======== The records ========

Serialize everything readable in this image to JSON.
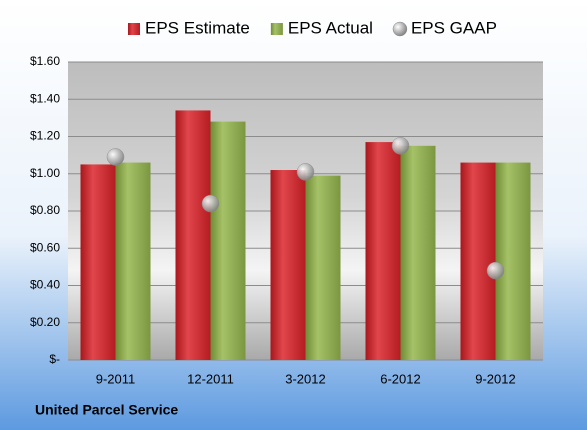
{
  "chart_data": {
    "type": "bar",
    "categories": [
      "9-2011",
      "12-2011",
      "3-2012",
      "6-2012",
      "9-2012"
    ],
    "series": [
      {
        "name": "EPS Estimate",
        "color": "#c8242b",
        "values": [
          1.05,
          1.34,
          1.02,
          1.17,
          1.06
        ]
      },
      {
        "name": "EPS Actual",
        "color": "#8ca94e",
        "values": [
          1.06,
          1.28,
          0.99,
          1.15,
          1.06
        ]
      },
      {
        "name": "EPS GAAP",
        "type": "scatter",
        "color": "#a6a6a6",
        "values": [
          1.09,
          0.84,
          1.01,
          1.15,
          0.48
        ]
      }
    ],
    "ylim": [
      0,
      1.6
    ],
    "yticks": [
      {
        "value": 0,
        "label": "$-"
      },
      {
        "value": 0.2,
        "label": "$0.20"
      },
      {
        "value": 0.4,
        "label": "$0.40"
      },
      {
        "value": 0.6,
        "label": "$0.60"
      },
      {
        "value": 0.8,
        "label": "$0.80"
      },
      {
        "value": 1.0,
        "label": "$1.00"
      },
      {
        "value": 1.2,
        "label": "$1.20"
      },
      {
        "value": 1.4,
        "label": "$1.40"
      },
      {
        "value": 1.6,
        "label": "$1.60"
      }
    ],
    "grid": true,
    "legend": "top",
    "footer": "United Parcel Service"
  }
}
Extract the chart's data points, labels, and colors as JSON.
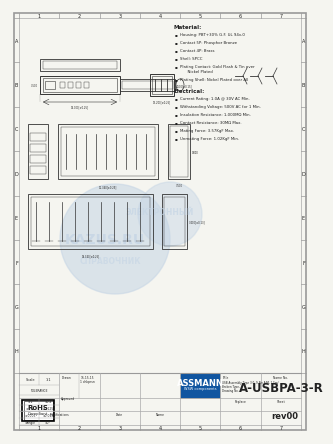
{
  "title": "A-USBPA-3-R",
  "rev": "rev00",
  "bg_color": "#f5f5f0",
  "border_color": "#999999",
  "inner_border_color": "#aaaaaa",
  "text_color": "#222222",
  "draw_color": "#333333",
  "material_title": "Material:",
  "material_items": [
    "Housing: PBT+30% G.F. UL 94v-0",
    "Contact 5P: Phosphor Bronze",
    "Contact 4P: Brass",
    "Shell: SPCC",
    "Plating Contact: Gold Flash & Tin over\n      Nickel Plated",
    "Plating Shell: Nickel Plated over All"
  ],
  "electrical_title": "Electrical:",
  "electrical_items": [
    "Current Rating: 1.0A @ 30V AC Min.",
    "Withstanding Voltage: 500V AC for 1 Min.",
    "Insulation Resistance: 1,000MΩ Min.",
    "Contact Resistance: 30MΩ Max.",
    "Mating Force: 3.57KgF Max.",
    "Unmating Force: 1.02KgF Min."
  ],
  "col_numbers": [
    "1",
    "2",
    "3",
    "4",
    "5",
    "6",
    "7"
  ],
  "row_letters": [
    "A",
    "B",
    "C",
    "D",
    "E",
    "F",
    "G",
    "H"
  ],
  "assmann_color": "#1055a0",
  "assmann_bg": "#1055a0",
  "rohs_border": "#000000",
  "watermark_color": "#c5d5e5",
  "scale_label": "Scale",
  "scale_value": "1:1",
  "tolerance_rows": [
    [
      "±.1",
      "±0.4"
    ],
    [
      "±.005",
      "±0.125"
    ],
    [
      "±.0005",
      "±0.013"
    ],
    [
      "±Angle",
      "±0°"
    ]
  ],
  "title_block_labels": [
    "Modifications",
    "Date",
    "Name"
  ],
  "name_no_label": "Name No.",
  "replace_label": "Replace",
  "sheet_label": "Sheet",
  "title_desc": "USB Assembly Type 3.0, 9-Pin A/M, 1.5m/\nBroken Type,\nDrawing No.",
  "drawn_label": "Drawn",
  "approved_label": "Approved",
  "date_val": "15.15.15",
  "chkd_label": "1 chkprsn"
}
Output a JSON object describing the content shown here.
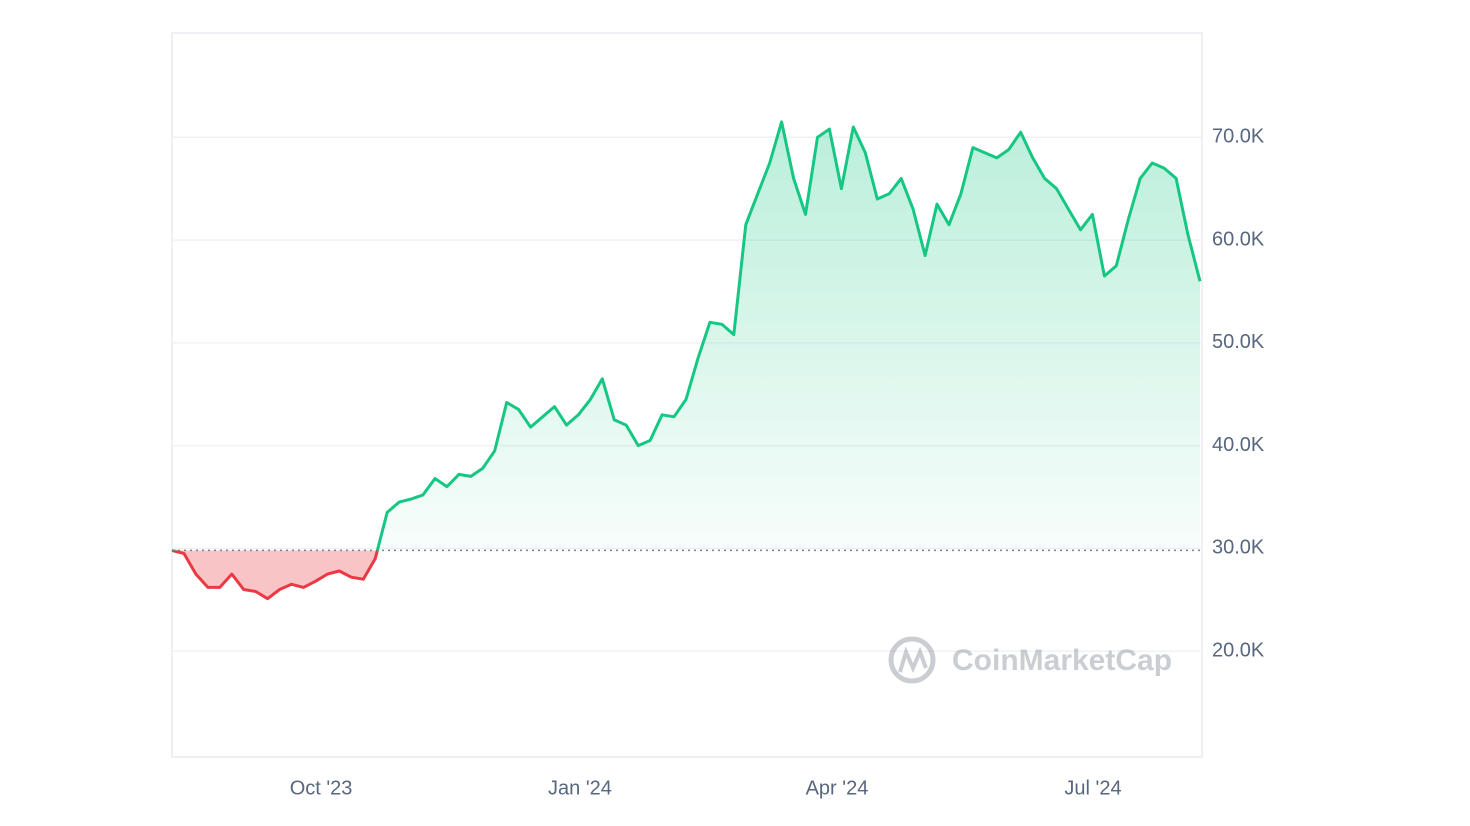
{
  "chart_data": {
    "type": "line",
    "watermark": "CoinMarketCap",
    "values": [
      29800,
      29500,
      27500,
      26200,
      26200,
      27500,
      26000,
      25800,
      25100,
      26000,
      26500,
      26200,
      26800,
      27500,
      27800,
      27200,
      27000,
      29000,
      33500,
      34500,
      34800,
      35200,
      36800,
      36000,
      37200,
      37000,
      37800,
      39500,
      44200,
      43500,
      41800,
      42800,
      43800,
      42000,
      43000,
      44500,
      46500,
      42500,
      42000,
      40000,
      40500,
      43000,
      42800,
      44500,
      48500,
      52000,
      51800,
      50800,
      61500,
      64500,
      67500,
      71500,
      66000,
      62500,
      70000,
      70800,
      65000,
      71000,
      68500,
      64000,
      64500,
      66000,
      63000,
      58500,
      63500,
      61500,
      64500,
      69000,
      68500,
      68000,
      68800,
      70500,
      68000,
      66000,
      65000,
      63000,
      61000,
      62500,
      56500,
      57500,
      62000,
      66000,
      67500,
      67000,
      66000,
      60500,
      56000
    ],
    "baseline": 29800,
    "color_up": "#16c784",
    "color_down": "#ea3943",
    "xlim": [
      0,
      86
    ],
    "xticks": [
      {
        "value": 12.47,
        "label": "Oct '23"
      },
      {
        "value": 34.13,
        "label": "Jan '24"
      },
      {
        "value": 55.63,
        "label": "Apr '24"
      },
      {
        "value": 77.05,
        "label": "Jul '24"
      }
    ],
    "ylim": [
      9700,
      80150
    ],
    "yticks": [
      {
        "value": 20000,
        "label": "20.0K"
      },
      {
        "value": 30000,
        "label": "30.0K"
      },
      {
        "value": 40000,
        "label": "40.0K"
      },
      {
        "value": 50000,
        "label": "50.0K"
      },
      {
        "value": 60000,
        "label": "60.0K"
      },
      {
        "value": 70000,
        "label": "70.0K"
      }
    ],
    "grid": true
  }
}
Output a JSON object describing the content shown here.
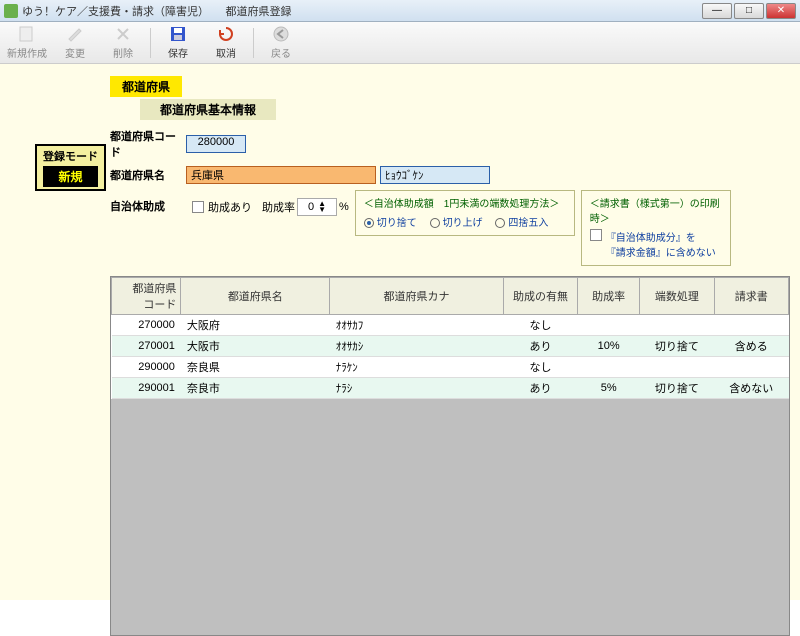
{
  "window": {
    "title": "ゆう！ケア／支援費・請求（障害児）　　都道府県登録"
  },
  "toolbar": {
    "new": "新規作成",
    "edit": "変更",
    "delete": "削除",
    "save": "保存",
    "cancel": "取消",
    "back": "戻る"
  },
  "mode": {
    "label": "登録モード",
    "value": "新規"
  },
  "section": {
    "title": "都道府県",
    "subtitle": "都道府県基本情報"
  },
  "form": {
    "code_label": "都道府県コード",
    "code_value": "280000",
    "name_label": "都道府県名",
    "name_value": "兵庫県",
    "kana_value": "ﾋｮｳｺﾞｹﾝ",
    "josei_label": "自治体助成",
    "josei_chk": "助成あり",
    "rate_label": "助成率",
    "rate_value": "0",
    "rate_unit": "%"
  },
  "group1": {
    "title": "＜自治体助成額　1円未満の端数処理方法＞",
    "opt1": "切り捨て",
    "opt2": "切り上げ",
    "opt3": "四捨五入"
  },
  "group2": {
    "title": "＜請求書（様式第一）の印刷時＞",
    "chk": "『自治体助成分』を\n『請求金額』に含めない"
  },
  "table": {
    "headers": {
      "code": "都道府県\nコード",
      "name": "都道府県名",
      "kana": "都道府県カナ",
      "umu": "助成の有無",
      "rate": "助成率",
      "hasu": "端数処理",
      "bill": "請求書"
    },
    "rows": [
      {
        "code": "270000",
        "name": "大阪府",
        "kana": "ｵｵｻｶﾌ",
        "umu": "なし",
        "rate": "",
        "hasu": "",
        "bill": ""
      },
      {
        "code": "270001",
        "name": "大阪市",
        "kana": "ｵｵｻｶｼ",
        "umu": "あり",
        "rate": "10%",
        "hasu": "切り捨て",
        "bill": "含める"
      },
      {
        "code": "290000",
        "name": "奈良県",
        "kana": "ﾅﾗｹﾝ",
        "umu": "なし",
        "rate": "",
        "hasu": "",
        "bill": ""
      },
      {
        "code": "290001",
        "name": "奈良市",
        "kana": "ﾅﾗｼ",
        "umu": "あり",
        "rate": "5%",
        "hasu": "切り捨て",
        "bill": "含めない"
      }
    ]
  }
}
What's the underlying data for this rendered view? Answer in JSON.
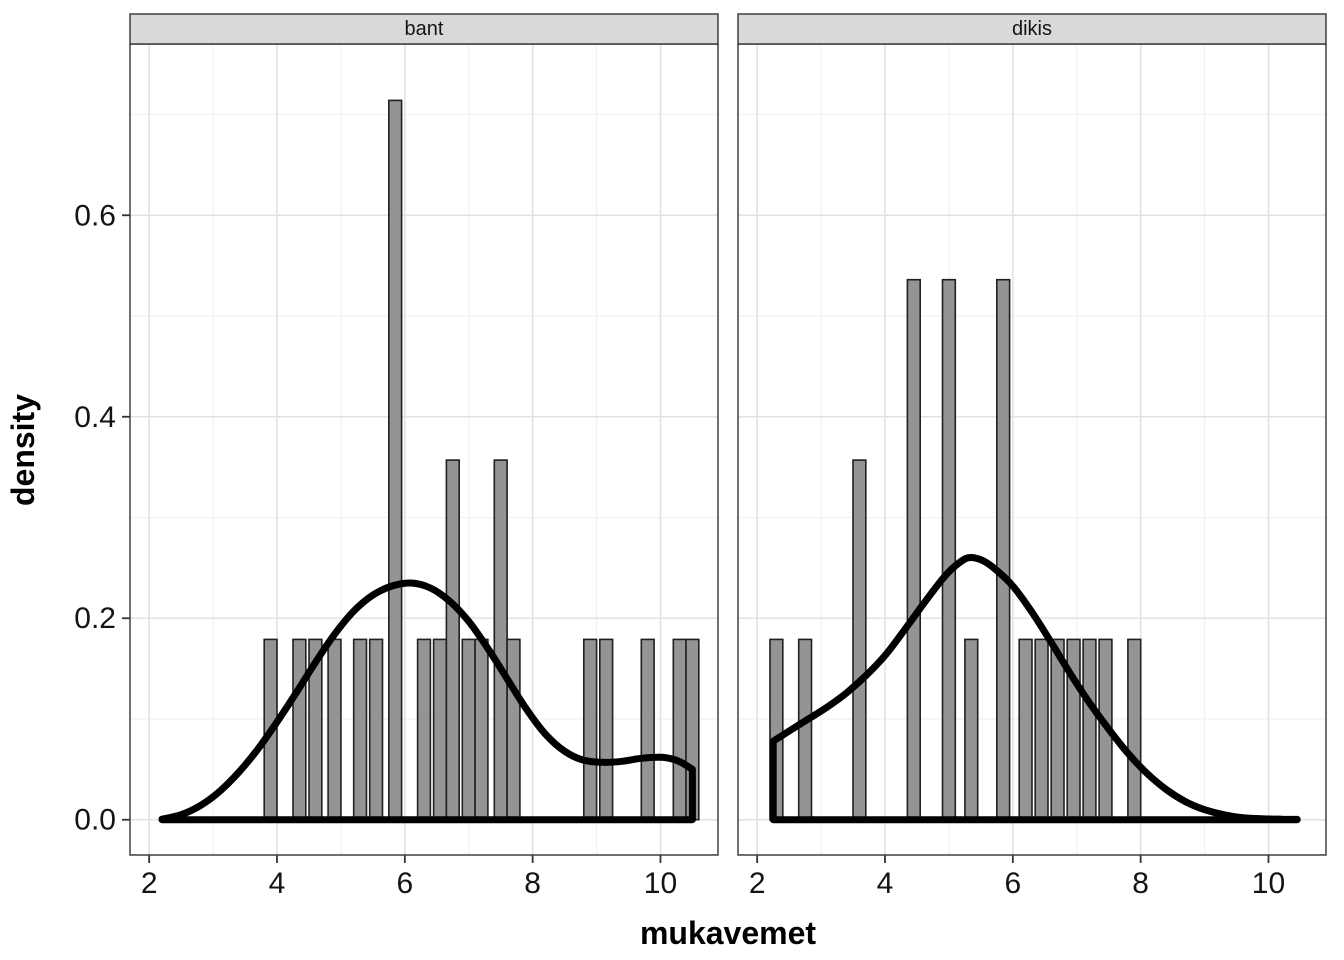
{
  "chart_data": {
    "type": "bar",
    "subtype": "faceted-histogram-with-density",
    "title": "",
    "xlabel": "mukavemet",
    "ylabel": "density",
    "legend": "none",
    "grid": true,
    "xlim": [
      1.7,
      10.9
    ],
    "ylim": [
      -0.035,
      0.77
    ],
    "x_ticks": [
      2,
      4,
      6,
      8,
      10
    ],
    "x_minor_ticks": [
      3,
      5,
      7,
      9
    ],
    "y_ticks": [
      0,
      0.2,
      0.4,
      0.6
    ],
    "y_tick_labels": [
      "0.0",
      "0.2",
      "0.4",
      "0.6"
    ],
    "y_minor_ticks": [
      0.1,
      0.3,
      0.5,
      0.7
    ],
    "binwidth": 0.2,
    "colors": {
      "panel_bg": "#FFFFFF",
      "grid_major": "#E2E2E2",
      "grid_minor": "#F1F1F1",
      "bar_fill": "#949494",
      "bar_stroke": "#202020",
      "density": "#000000",
      "border": "#333333",
      "strip_bg": "#D9D9D9",
      "tick": "#333333"
    },
    "facets": [
      {
        "label": "bant",
        "bars": [
          [
            3.9,
            0.179
          ],
          [
            4.35,
            0.179
          ],
          [
            4.6,
            0.179
          ],
          [
            4.9,
            0.179
          ],
          [
            5.3,
            0.179
          ],
          [
            5.55,
            0.179
          ],
          [
            5.85,
            0.714
          ],
          [
            6.3,
            0.179
          ],
          [
            6.55,
            0.179
          ],
          [
            6.75,
            0.357
          ],
          [
            7.0,
            0.179
          ],
          [
            7.2,
            0.179
          ],
          [
            7.5,
            0.357
          ],
          [
            7.7,
            0.179
          ],
          [
            8.9,
            0.179
          ],
          [
            9.15,
            0.179
          ],
          [
            9.8,
            0.179
          ],
          [
            10.3,
            0.179
          ],
          [
            10.5,
            0.179
          ]
        ],
        "density": [
          [
            2.2,
            0.0005
          ],
          [
            2.5,
            0.005
          ],
          [
            2.8,
            0.014
          ],
          [
            3.1,
            0.028
          ],
          [
            3.4,
            0.047
          ],
          [
            3.7,
            0.07
          ],
          [
            4.0,
            0.097
          ],
          [
            4.3,
            0.126
          ],
          [
            4.6,
            0.156
          ],
          [
            4.9,
            0.184
          ],
          [
            5.2,
            0.207
          ],
          [
            5.5,
            0.223
          ],
          [
            5.8,
            0.232
          ],
          [
            6.1,
            0.235
          ],
          [
            6.4,
            0.23
          ],
          [
            6.7,
            0.217
          ],
          [
            7.0,
            0.197
          ],
          [
            7.3,
            0.17
          ],
          [
            7.6,
            0.14
          ],
          [
            7.9,
            0.11
          ],
          [
            8.2,
            0.085
          ],
          [
            8.5,
            0.068
          ],
          [
            8.8,
            0.059
          ],
          [
            9.1,
            0.057
          ],
          [
            9.4,
            0.058
          ],
          [
            9.7,
            0.061
          ],
          [
            10.0,
            0.062
          ],
          [
            10.2,
            0.06
          ],
          [
            10.35,
            0.056
          ],
          [
            10.5,
            0.05
          ]
        ]
      },
      {
        "label": "dikis",
        "bars": [
          [
            2.3,
            0.179
          ],
          [
            2.75,
            0.179
          ],
          [
            3.6,
            0.357
          ],
          [
            4.45,
            0.536
          ],
          [
            5.0,
            0.536
          ],
          [
            5.35,
            0.179
          ],
          [
            5.85,
            0.536
          ],
          [
            6.2,
            0.179
          ],
          [
            6.45,
            0.179
          ],
          [
            6.7,
            0.179
          ],
          [
            6.95,
            0.179
          ],
          [
            7.2,
            0.179
          ],
          [
            7.45,
            0.179
          ],
          [
            7.9,
            0.179
          ]
        ],
        "density": [
          [
            2.25,
            0.078
          ],
          [
            2.5,
            0.088
          ],
          [
            2.8,
            0.1
          ],
          [
            3.1,
            0.112
          ],
          [
            3.4,
            0.126
          ],
          [
            3.7,
            0.143
          ],
          [
            4.0,
            0.163
          ],
          [
            4.3,
            0.188
          ],
          [
            4.6,
            0.214
          ],
          [
            4.9,
            0.239
          ],
          [
            5.1,
            0.252
          ],
          [
            5.3,
            0.26
          ],
          [
            5.5,
            0.258
          ],
          [
            5.7,
            0.25
          ],
          [
            6.0,
            0.232
          ],
          [
            6.3,
            0.206
          ],
          [
            6.6,
            0.176
          ],
          [
            6.9,
            0.145
          ],
          [
            7.2,
            0.116
          ],
          [
            7.5,
            0.09
          ],
          [
            7.8,
            0.066
          ],
          [
            8.1,
            0.046
          ],
          [
            8.4,
            0.03
          ],
          [
            8.7,
            0.018
          ],
          [
            9.0,
            0.01
          ],
          [
            9.3,
            0.005
          ],
          [
            9.6,
            0.002
          ],
          [
            9.9,
            0.001
          ],
          [
            10.2,
            0.0005
          ],
          [
            10.45,
            0.0003
          ]
        ]
      }
    ]
  }
}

========

What is required:
Copy, from the material, each line that holds the string "colors".

Response for this exercise:
Extract the chart's data points, labels, and colors as JSON.
    "colors": {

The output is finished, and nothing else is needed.